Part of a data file
####################

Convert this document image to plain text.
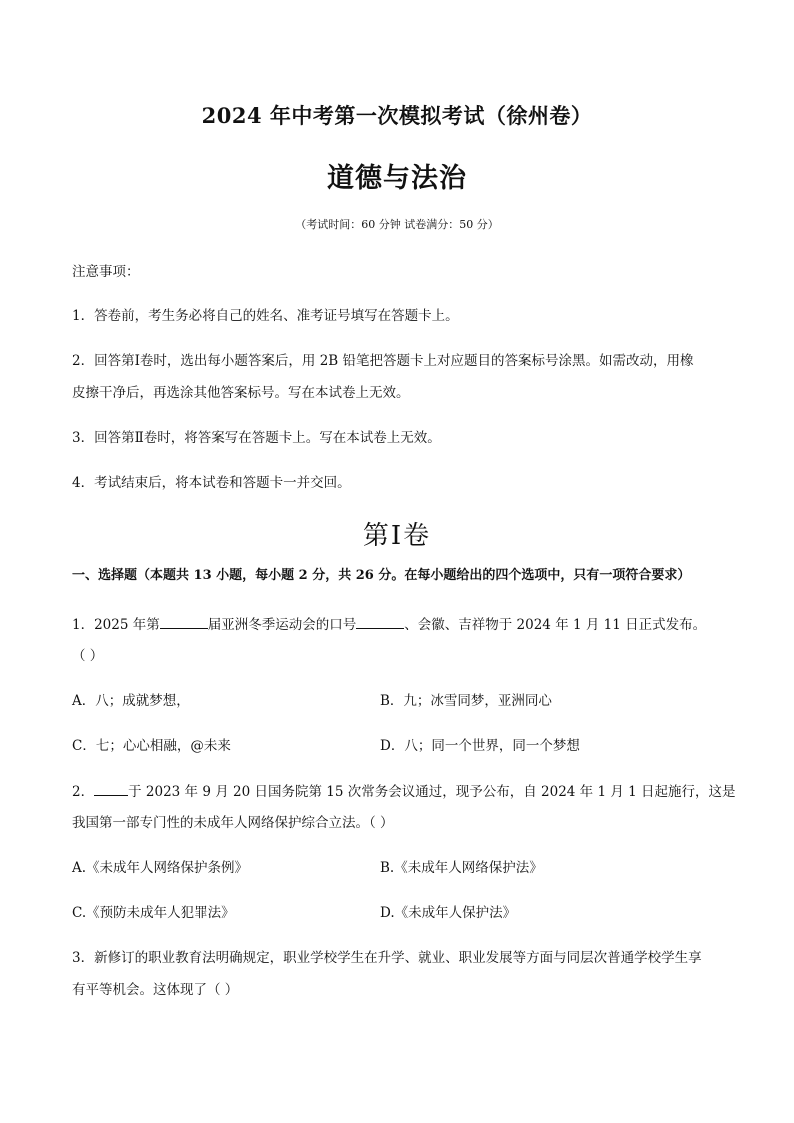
2024 年中考第一次模拟考试（徐州卷）
道德与法治
（考试时间：60 分钟 试卷满分：50 分）
注意事项：
1．答卷前，考生务必将自己的姓名、准考证号填写在答题卡上。
2．回答第Ⅰ卷时，选出每小题答案后，用 2B 铅笔把答题卡上对应题目的答案标号涂黑。如需改动，用橡
皮擦干净后，再选涂其他答案标号。写在本试卷上无效。
3．回答第Ⅱ卷时，将答案写在答题卡上。写在本试卷上无效。
4．考试结束后，将本试卷和答题卡一并交回。
第Ⅰ卷
一、选择题（本题共 13 小题，每小题 2 分，共 26 分。在每小题给出的四个选项中，只有一项符合要求）
1．2025 年第	届亚洲冬季运动会的口号	、会徽、吉祥物于 2024 年 1 月 11 日正式发布。
（ ）
A．八；成就梦想，	B．九；冰雪同梦，亚洲同心
C．七；心心相融，@未来	D．八；同一个世界，同一个梦想
2．	于 2023 年 9 月 20 日国务院第 15 次常务会议通过，现予公布，自 2024 年 1 月 1 日起施行，这是
我国第一部专门性的未成年人网络保护综合立法。（ ）
A.《未成年人网络保护条例》	B.《未成年人网络保护法》
C.《预防未成年人犯罪法》	D.《未成年人保护法》
3．新修订的职业教育法明确规定，职业学校学生在升学、就业、职业发展等方面与同层次普通学校学生享
有平等机会。这体现了（ ）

####################

OBJECTIVE:
Take the data above and repeat it exactly, leaving each picture out.

ANSWER TO THIS EXERCISE:
Convert this document image to plain text.
2024 年中考第一次模拟考试（徐州卷）
道德与法治
（考试时间：60 分钟 试卷满分：50 分）
注意事项：
1．答卷前，考生务必将自己的姓名、准考证号填写在答题卡上。
2．回答第Ⅰ卷时，选出每小题答案后，用 2B 铅笔把答题卡上对应题目的答案标号涂黑。如需改动，用橡
皮擦干净后，再选涂其他答案标号。写在本试卷上无效。
3．回答第Ⅱ卷时，将答案写在答题卡上。写在本试卷上无效。
4．考试结束后，将本试卷和答题卡一并交回。
第Ⅰ卷
一、选择题（本题共 13 小题，每小题 2 分，共 26 分。在每小题给出的四个选项中，只有一项符合要求）
1．2025 年第	届亚洲冬季运动会的口号	、会徽、吉祥物于 2024 年 1 月 11 日正式发布。
（ ）
A．八；成就梦想，	B．九；冰雪同梦，亚洲同心
C．七；心心相融，@未来	D．八；同一个世界，同一个梦想
2．	于 2023 年 9 月 20 日国务院第 15 次常务会议通过，现予公布，自 2024 年 1 月 1 日起施行，这是
我国第一部专门性的未成年人网络保护综合立法。（ ）
A.《未成年人网络保护条例》	B.《未成年人网络保护法》
C.《预防未成年人犯罪法》	D.《未成年人保护法》
3．新修订的职业教育法明确规定，职业学校学生在升学、就业、职业发展等方面与同层次普通学校学生享
有平等机会。这体现了（ ）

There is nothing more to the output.